ENTRIES
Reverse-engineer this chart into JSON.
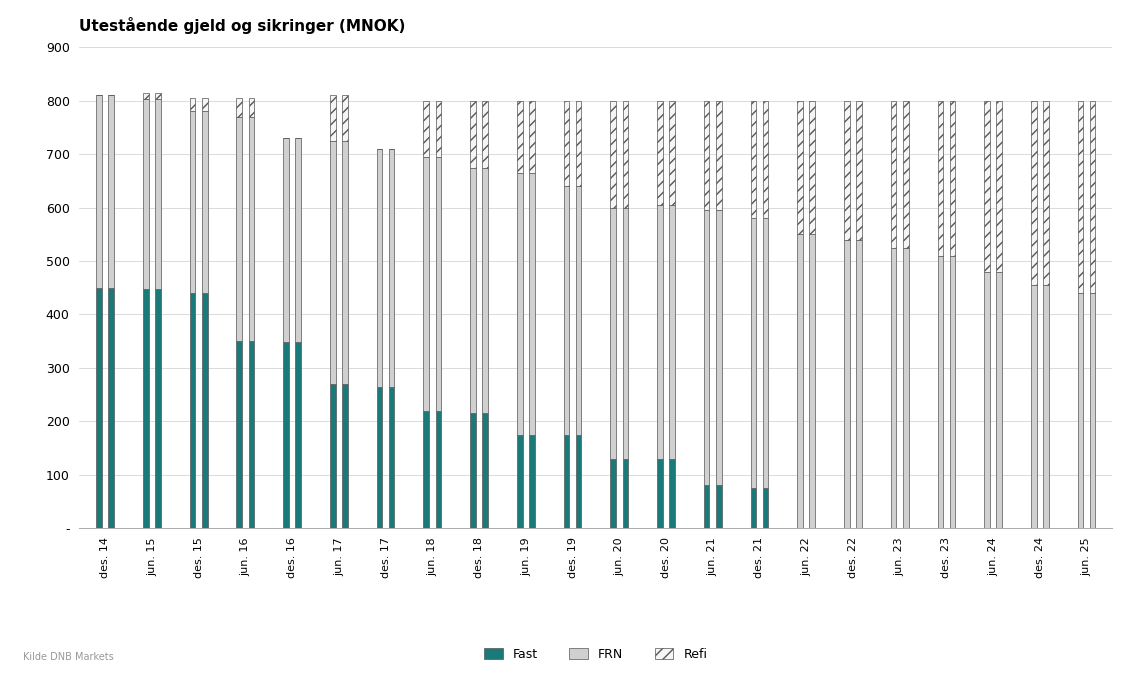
{
  "title": "Utestående gjeld og sikringer (MNOK)",
  "source": "Kilde DNB Markets",
  "categories": [
    "des. 14",
    "jun. 15",
    "des. 15",
    "jun. 16",
    "des. 16",
    "jun. 17",
    "des. 17",
    "jun. 18",
    "des. 18",
    "jun. 19",
    "des. 19",
    "jun. 20",
    "des. 20",
    "jun. 21",
    "des. 21",
    "jun. 22",
    "des. 22",
    "jun. 23",
    "des. 23",
    "jun. 24",
    "des. 24",
    "jun. 25"
  ],
  "fast_left": [
    450,
    447,
    440,
    350,
    348,
    270,
    265,
    220,
    215,
    175,
    175,
    130,
    130,
    80,
    75,
    0,
    0,
    0,
    0,
    0,
    0,
    0
  ],
  "fast_right": [
    450,
    447,
    440,
    350,
    348,
    270,
    265,
    220,
    215,
    175,
    175,
    130,
    130,
    80,
    75,
    0,
    0,
    0,
    0,
    0,
    0,
    0
  ],
  "frn_left": [
    360,
    357,
    340,
    420,
    382,
    455,
    445,
    475,
    460,
    490,
    465,
    470,
    475,
    515,
    505,
    550,
    540,
    525,
    510,
    480,
    455,
    440
  ],
  "frn_right": [
    360,
    357,
    340,
    420,
    382,
    455,
    445,
    475,
    460,
    490,
    465,
    470,
    475,
    515,
    505,
    550,
    540,
    525,
    510,
    480,
    455,
    440
  ],
  "refi_left": [
    0,
    10,
    25,
    35,
    0,
    85,
    0,
    105,
    125,
    135,
    160,
    200,
    195,
    205,
    220,
    250,
    260,
    275,
    290,
    320,
    345,
    360
  ],
  "refi_right": [
    0,
    10,
    25,
    35,
    0,
    85,
    0,
    105,
    125,
    135,
    160,
    200,
    195,
    205,
    220,
    250,
    260,
    275,
    290,
    320,
    345,
    360
  ],
  "ylim": [
    0,
    900
  ],
  "yticks": [
    0,
    100,
    200,
    300,
    400,
    500,
    600,
    700,
    800,
    900
  ],
  "ytick_labels": [
    "-",
    "100",
    "200",
    "300",
    "400",
    "500",
    "600",
    "700",
    "800",
    "900"
  ],
  "fast_color": "#1a7a7a",
  "frn_color": "#d0d0d0",
  "refi_color": "#f5f5f5",
  "refi_hatch": "///",
  "background_color": "#ffffff",
  "legend_fast": "Fast",
  "legend_frn": "FRN",
  "legend_refi": "Refi"
}
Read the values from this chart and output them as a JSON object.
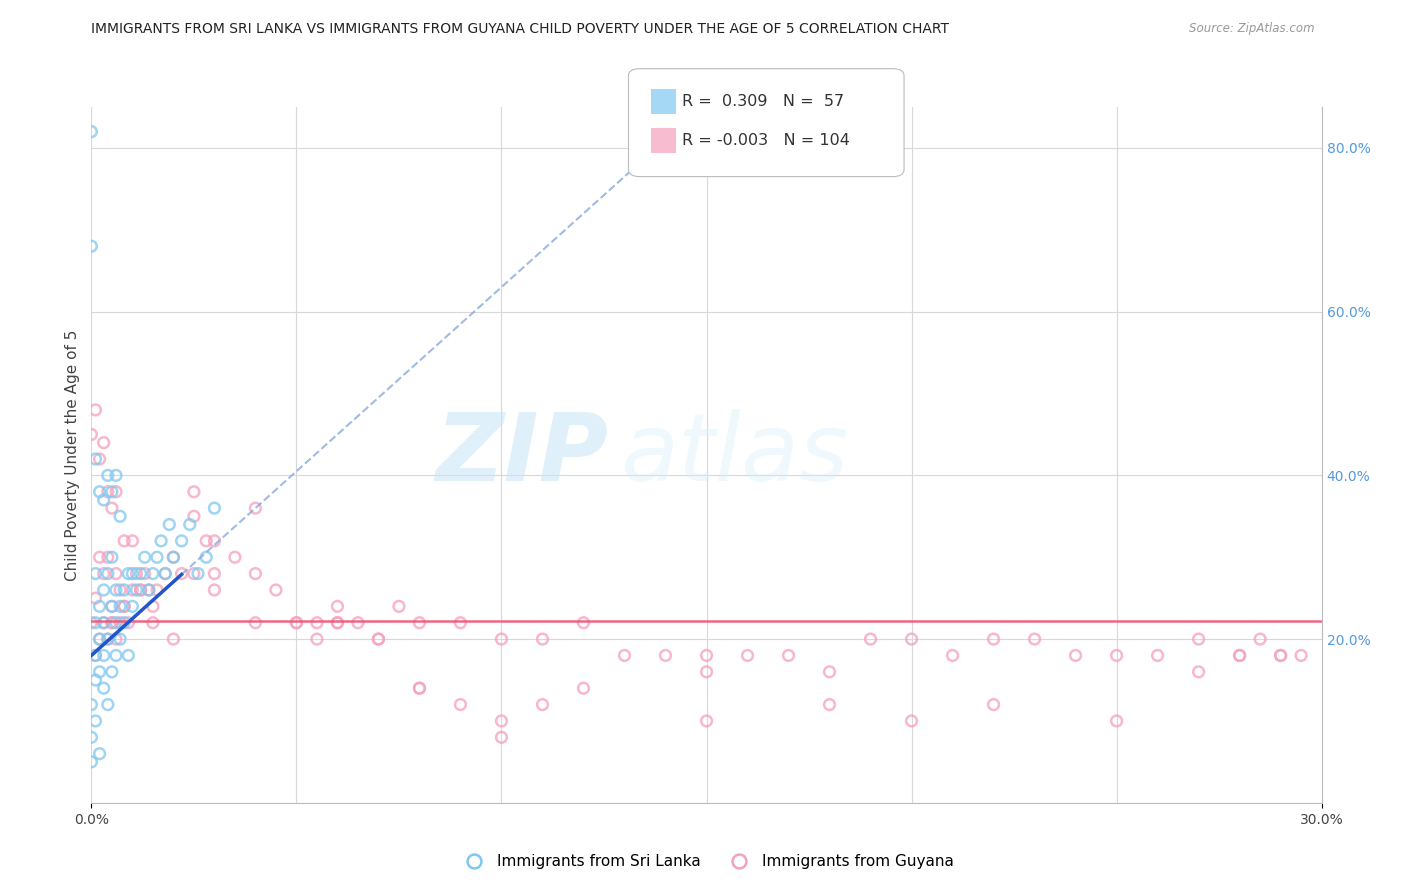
{
  "title": "IMMIGRANTS FROM SRI LANKA VS IMMIGRANTS FROM GUYANA CHILD POVERTY UNDER THE AGE OF 5 CORRELATION CHART",
  "source": "Source: ZipAtlas.com",
  "ylabel": "Child Poverty Under the Age of 5",
  "xlim": [
    0.0,
    0.3
  ],
  "ylim": [
    0.0,
    0.85
  ],
  "x_ticks": [
    0.0,
    0.05,
    0.1,
    0.15,
    0.2,
    0.25,
    0.3
  ],
  "y_ticks": [
    0.0,
    0.2,
    0.4,
    0.6,
    0.8
  ],
  "y_tick_labels_right": [
    "",
    "20.0%",
    "40.0%",
    "60.0%",
    "80.0%"
  ],
  "sri_lanka_R": 0.309,
  "sri_lanka_N": 57,
  "guyana_R": -0.003,
  "guyana_N": 104,
  "watermark_zip": "ZIP",
  "watermark_atlas": "atlas",
  "background_color": "#ffffff",
  "grid_color": "#d8d8d8",
  "scatter_size": 60,
  "sri_lanka_color": "#7EC8F0",
  "guyana_color": "#F5A0BC",
  "sri_lanka_trend_solid_color": "#2255CC",
  "sri_lanka_trend_dash_color": "#88AADD",
  "guyana_trend_color": "#EE5577",
  "sri_lanka_x": [
    0.0,
    0.0,
    0.0,
    0.001,
    0.001,
    0.001,
    0.001,
    0.001,
    0.002,
    0.002,
    0.002,
    0.002,
    0.003,
    0.003,
    0.003,
    0.003,
    0.004,
    0.004,
    0.004,
    0.005,
    0.005,
    0.005,
    0.006,
    0.006,
    0.006,
    0.007,
    0.007,
    0.008,
    0.008,
    0.009,
    0.009,
    0.01,
    0.01,
    0.011,
    0.012,
    0.013,
    0.014,
    0.015,
    0.016,
    0.017,
    0.018,
    0.019,
    0.02,
    0.022,
    0.024,
    0.026,
    0.028,
    0.03,
    0.0,
    0.0,
    0.001,
    0.002,
    0.003,
    0.004,
    0.005,
    0.006,
    0.007
  ],
  "sri_lanka_y": [
    0.05,
    0.08,
    0.12,
    0.18,
    0.22,
    0.28,
    0.1,
    0.15,
    0.06,
    0.2,
    0.24,
    0.16,
    0.22,
    0.18,
    0.26,
    0.14,
    0.2,
    0.28,
    0.12,
    0.24,
    0.16,
    0.3,
    0.22,
    0.18,
    0.26,
    0.24,
    0.2,
    0.26,
    0.22,
    0.28,
    0.18,
    0.24,
    0.28,
    0.26,
    0.28,
    0.3,
    0.26,
    0.28,
    0.3,
    0.32,
    0.28,
    0.34,
    0.3,
    0.32,
    0.34,
    0.28,
    0.3,
    0.36,
    0.82,
    0.68,
    0.42,
    0.38,
    0.37,
    0.4,
    0.38,
    0.4,
    0.35
  ],
  "guyana_x": [
    0.0,
    0.0,
    0.001,
    0.001,
    0.001,
    0.002,
    0.002,
    0.002,
    0.003,
    0.003,
    0.003,
    0.004,
    0.004,
    0.004,
    0.005,
    0.005,
    0.005,
    0.006,
    0.006,
    0.006,
    0.007,
    0.007,
    0.008,
    0.008,
    0.009,
    0.01,
    0.01,
    0.011,
    0.012,
    0.013,
    0.014,
    0.015,
    0.016,
    0.018,
    0.02,
    0.022,
    0.025,
    0.028,
    0.03,
    0.035,
    0.04,
    0.045,
    0.05,
    0.055,
    0.06,
    0.065,
    0.07,
    0.075,
    0.08,
    0.09,
    0.1,
    0.11,
    0.12,
    0.13,
    0.14,
    0.15,
    0.16,
    0.17,
    0.18,
    0.19,
    0.2,
    0.21,
    0.22,
    0.23,
    0.24,
    0.25,
    0.26,
    0.27,
    0.28,
    0.29,
    0.295,
    0.285,
    0.025,
    0.03,
    0.04,
    0.05,
    0.06,
    0.07,
    0.08,
    0.09,
    0.1,
    0.11,
    0.12,
    0.15,
    0.18,
    0.2,
    0.22,
    0.25,
    0.27,
    0.28,
    0.29,
    0.005,
    0.008,
    0.012,
    0.015,
    0.02,
    0.025,
    0.03,
    0.04,
    0.055,
    0.06,
    0.08,
    0.1,
    0.15
  ],
  "guyana_y": [
    0.22,
    0.45,
    0.18,
    0.25,
    0.48,
    0.2,
    0.3,
    0.42,
    0.22,
    0.28,
    0.44,
    0.2,
    0.3,
    0.38,
    0.22,
    0.24,
    0.36,
    0.2,
    0.28,
    0.38,
    0.22,
    0.26,
    0.24,
    0.32,
    0.22,
    0.26,
    0.32,
    0.28,
    0.26,
    0.28,
    0.26,
    0.24,
    0.26,
    0.28,
    0.3,
    0.28,
    0.35,
    0.32,
    0.28,
    0.3,
    0.28,
    0.26,
    0.22,
    0.22,
    0.24,
    0.22,
    0.2,
    0.24,
    0.22,
    0.22,
    0.2,
    0.2,
    0.22,
    0.18,
    0.18,
    0.18,
    0.18,
    0.18,
    0.16,
    0.2,
    0.2,
    0.18,
    0.2,
    0.2,
    0.18,
    0.18,
    0.18,
    0.2,
    0.18,
    0.18,
    0.18,
    0.2,
    0.38,
    0.32,
    0.36,
    0.22,
    0.22,
    0.2,
    0.14,
    0.12,
    0.1,
    0.12,
    0.14,
    0.1,
    0.12,
    0.1,
    0.12,
    0.1,
    0.16,
    0.18,
    0.18,
    0.22,
    0.24,
    0.26,
    0.22,
    0.2,
    0.28,
    0.26,
    0.22,
    0.2,
    0.22,
    0.14,
    0.08,
    0.16
  ]
}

YOUR INSTRUCTIONS
Pick out the lines containing the string "this".

RESPONSE
Reverse-engineer this chart into JSON.
Read the values from this chart and output them as a JSON object.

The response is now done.